* **What you are asked to do**
Calculate how many lines in the following records hold the word "Schellin", and report that number without comment.

# Task data start

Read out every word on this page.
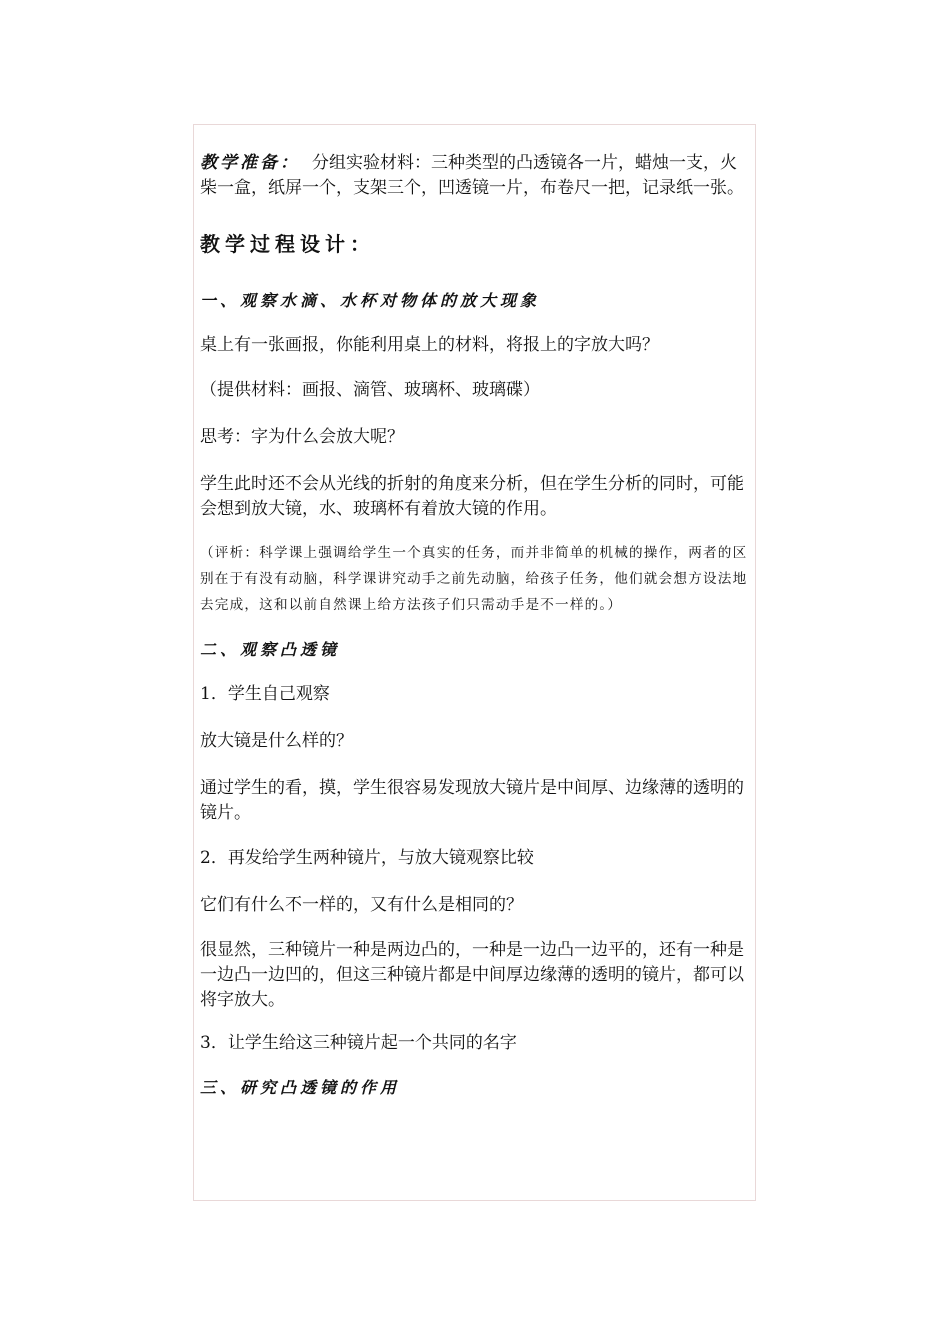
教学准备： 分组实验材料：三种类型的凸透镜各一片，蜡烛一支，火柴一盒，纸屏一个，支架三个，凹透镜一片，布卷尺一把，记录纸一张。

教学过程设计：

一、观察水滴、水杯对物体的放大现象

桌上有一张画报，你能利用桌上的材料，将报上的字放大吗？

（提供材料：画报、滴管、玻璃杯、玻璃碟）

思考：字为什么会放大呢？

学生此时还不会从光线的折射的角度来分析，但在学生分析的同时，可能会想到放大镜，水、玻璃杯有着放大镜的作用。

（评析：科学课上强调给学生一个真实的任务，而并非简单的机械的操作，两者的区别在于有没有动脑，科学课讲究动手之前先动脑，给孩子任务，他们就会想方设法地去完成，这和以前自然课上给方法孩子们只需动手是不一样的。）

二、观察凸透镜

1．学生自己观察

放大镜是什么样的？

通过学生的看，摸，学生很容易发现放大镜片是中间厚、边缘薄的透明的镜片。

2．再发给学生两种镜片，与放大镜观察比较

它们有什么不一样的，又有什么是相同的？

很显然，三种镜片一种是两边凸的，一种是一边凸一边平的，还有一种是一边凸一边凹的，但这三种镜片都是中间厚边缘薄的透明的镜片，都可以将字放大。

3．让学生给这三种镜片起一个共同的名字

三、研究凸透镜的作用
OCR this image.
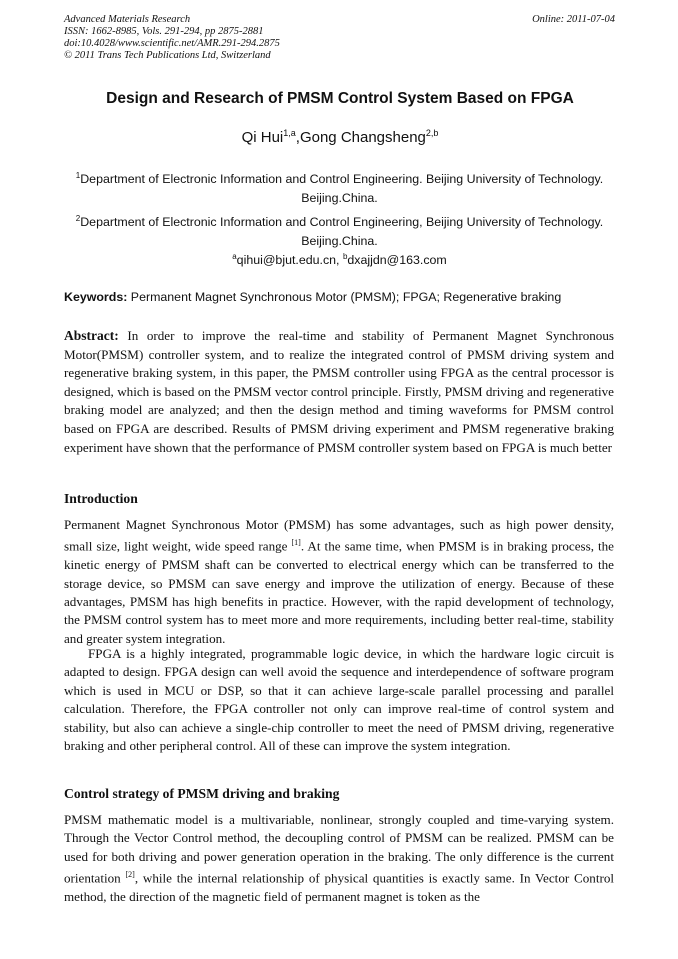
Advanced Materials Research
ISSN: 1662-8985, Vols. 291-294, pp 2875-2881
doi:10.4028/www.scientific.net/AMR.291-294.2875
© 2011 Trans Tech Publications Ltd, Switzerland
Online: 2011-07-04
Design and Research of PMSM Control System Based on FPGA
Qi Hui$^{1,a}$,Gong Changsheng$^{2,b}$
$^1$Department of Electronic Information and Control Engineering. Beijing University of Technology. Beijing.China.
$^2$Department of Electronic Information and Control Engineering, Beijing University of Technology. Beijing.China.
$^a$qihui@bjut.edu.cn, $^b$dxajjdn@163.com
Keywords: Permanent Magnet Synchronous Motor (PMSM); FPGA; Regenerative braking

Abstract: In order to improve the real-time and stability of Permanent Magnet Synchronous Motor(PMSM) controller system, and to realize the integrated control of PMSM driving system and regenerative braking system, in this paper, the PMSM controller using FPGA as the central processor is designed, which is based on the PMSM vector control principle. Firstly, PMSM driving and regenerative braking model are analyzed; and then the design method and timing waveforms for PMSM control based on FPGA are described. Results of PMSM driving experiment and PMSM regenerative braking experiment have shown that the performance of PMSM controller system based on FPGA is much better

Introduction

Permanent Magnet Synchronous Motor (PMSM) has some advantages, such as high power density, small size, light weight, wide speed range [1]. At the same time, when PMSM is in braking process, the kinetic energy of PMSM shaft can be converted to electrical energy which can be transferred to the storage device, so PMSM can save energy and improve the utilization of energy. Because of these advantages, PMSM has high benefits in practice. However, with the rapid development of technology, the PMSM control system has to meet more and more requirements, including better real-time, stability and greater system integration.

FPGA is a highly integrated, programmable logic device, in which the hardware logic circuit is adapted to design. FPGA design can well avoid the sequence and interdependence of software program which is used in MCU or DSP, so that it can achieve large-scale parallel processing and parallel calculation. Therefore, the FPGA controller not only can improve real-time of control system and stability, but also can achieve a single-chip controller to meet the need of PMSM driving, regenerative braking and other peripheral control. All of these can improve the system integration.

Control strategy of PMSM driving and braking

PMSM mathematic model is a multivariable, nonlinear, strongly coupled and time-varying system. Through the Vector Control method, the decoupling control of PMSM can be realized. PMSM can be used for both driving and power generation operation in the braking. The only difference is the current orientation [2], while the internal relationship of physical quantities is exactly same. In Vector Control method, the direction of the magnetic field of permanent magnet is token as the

# Task data end
# Task data start

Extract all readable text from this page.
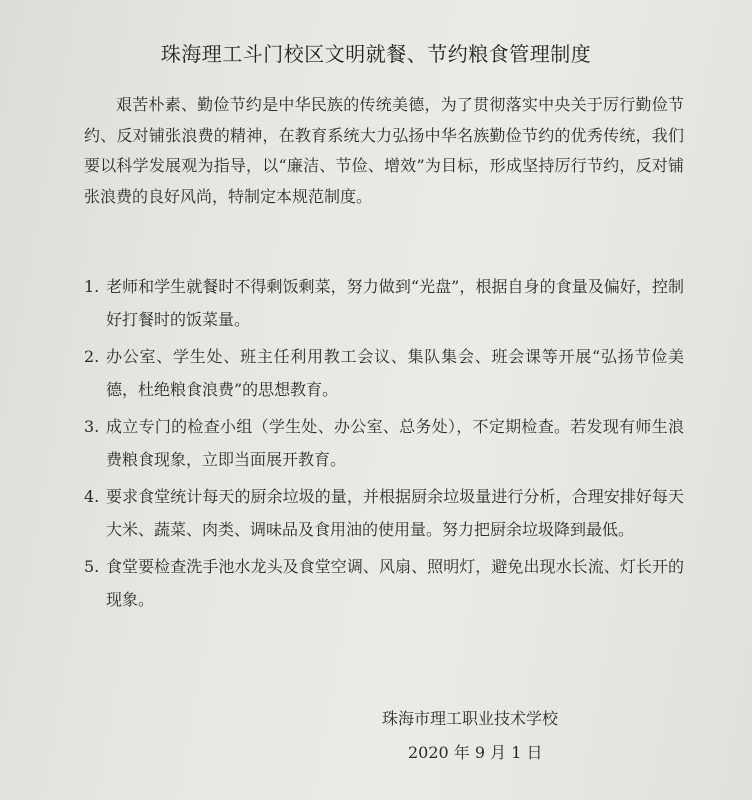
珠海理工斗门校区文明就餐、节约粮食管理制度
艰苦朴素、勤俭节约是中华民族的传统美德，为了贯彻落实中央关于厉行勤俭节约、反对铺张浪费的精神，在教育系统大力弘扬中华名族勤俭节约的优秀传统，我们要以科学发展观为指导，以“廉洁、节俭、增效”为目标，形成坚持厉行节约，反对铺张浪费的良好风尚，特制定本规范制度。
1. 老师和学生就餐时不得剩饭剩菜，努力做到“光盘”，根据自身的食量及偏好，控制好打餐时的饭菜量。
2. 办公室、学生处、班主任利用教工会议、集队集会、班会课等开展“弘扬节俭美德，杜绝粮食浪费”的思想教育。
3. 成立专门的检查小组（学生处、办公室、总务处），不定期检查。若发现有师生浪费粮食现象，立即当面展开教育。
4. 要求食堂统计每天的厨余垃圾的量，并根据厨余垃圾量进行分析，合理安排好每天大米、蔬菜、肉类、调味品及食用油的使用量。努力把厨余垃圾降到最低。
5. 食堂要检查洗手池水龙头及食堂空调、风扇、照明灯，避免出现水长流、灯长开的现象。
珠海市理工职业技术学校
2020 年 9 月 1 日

# Task data end
# Task data start

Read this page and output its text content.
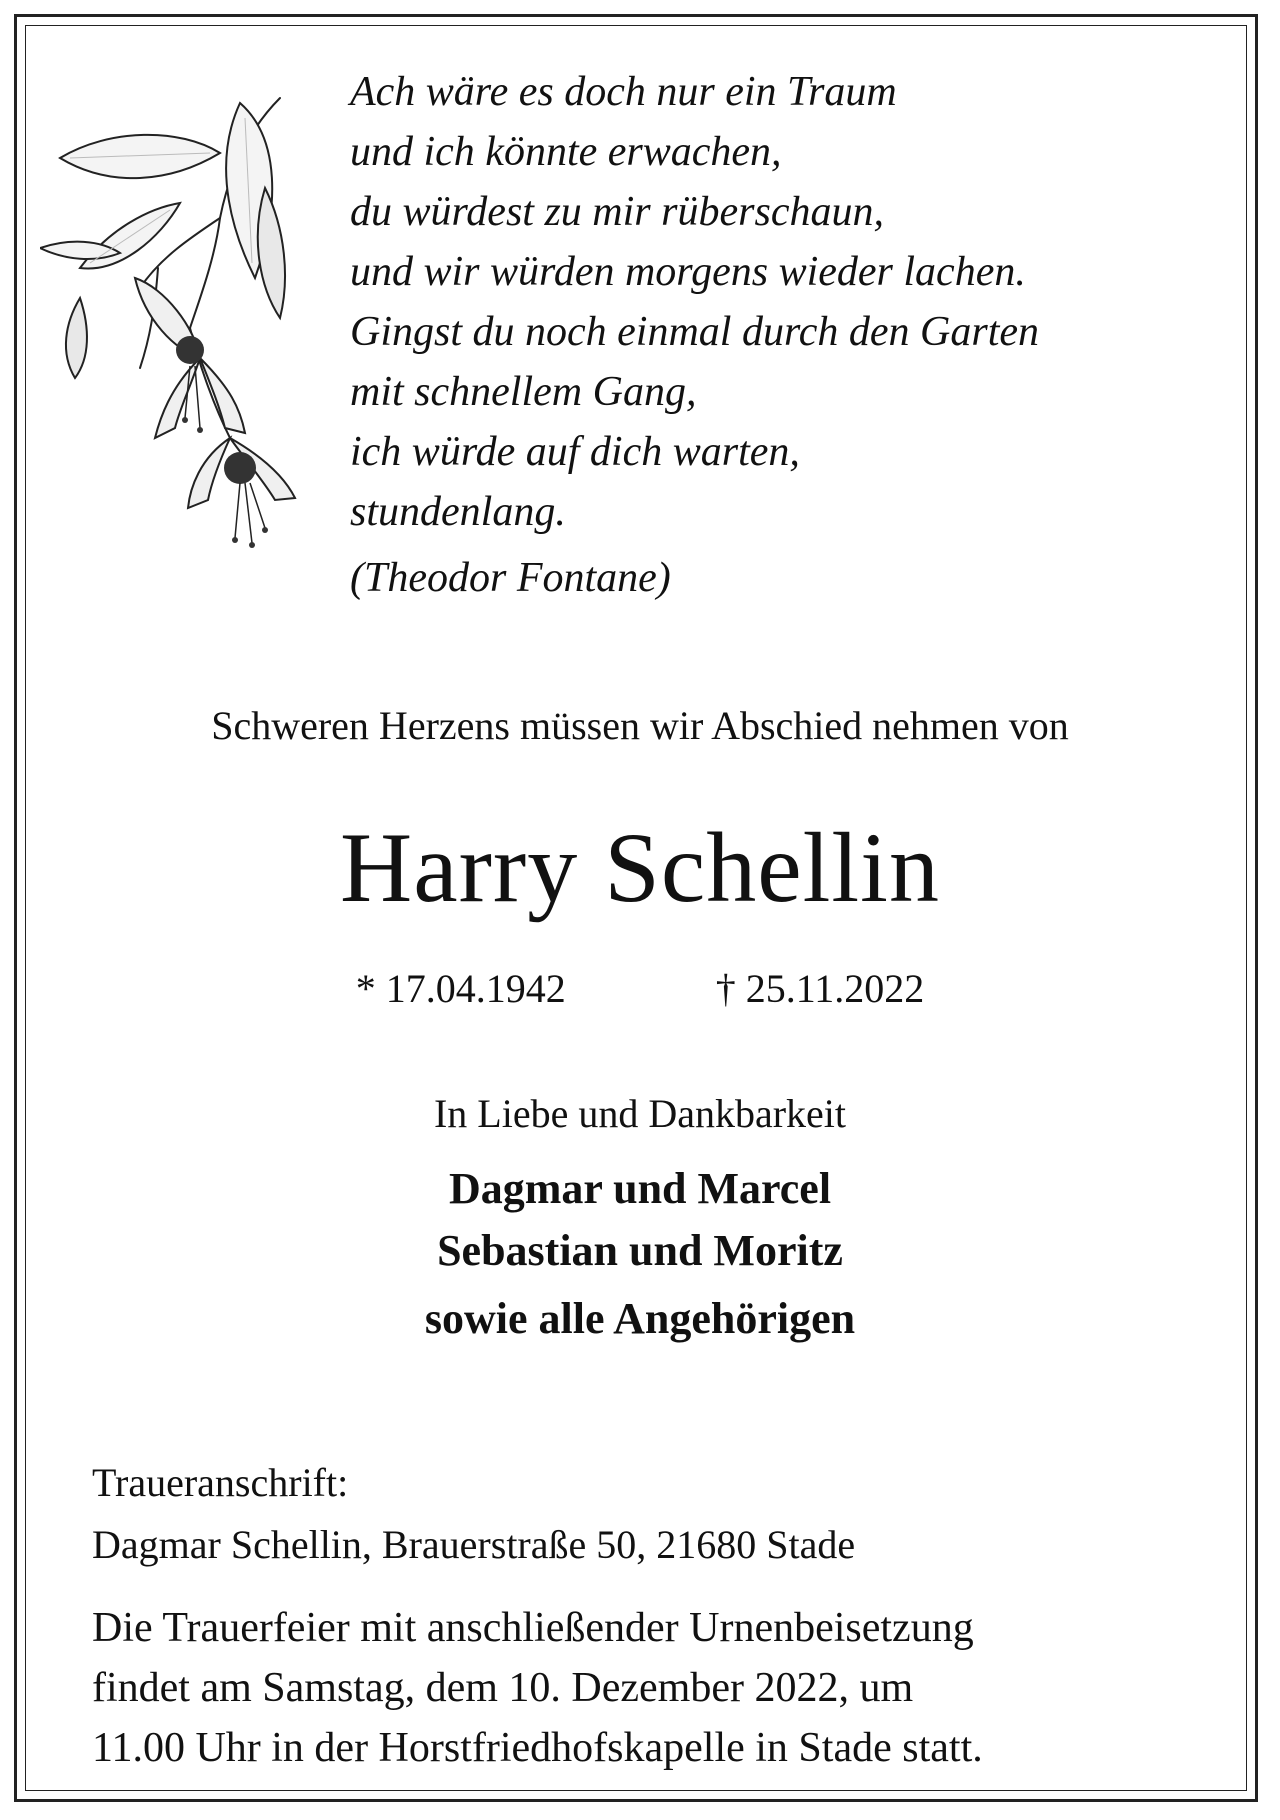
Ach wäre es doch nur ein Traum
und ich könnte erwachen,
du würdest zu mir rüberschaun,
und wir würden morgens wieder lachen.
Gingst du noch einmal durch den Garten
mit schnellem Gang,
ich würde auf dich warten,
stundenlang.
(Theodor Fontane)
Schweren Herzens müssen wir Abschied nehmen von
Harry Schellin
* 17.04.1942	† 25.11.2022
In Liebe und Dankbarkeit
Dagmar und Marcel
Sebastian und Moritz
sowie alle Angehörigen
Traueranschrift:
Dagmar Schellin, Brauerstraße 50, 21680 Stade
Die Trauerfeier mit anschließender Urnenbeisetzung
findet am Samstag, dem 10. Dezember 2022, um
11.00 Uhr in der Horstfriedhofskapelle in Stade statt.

# Task data end

* **Expected answer**
2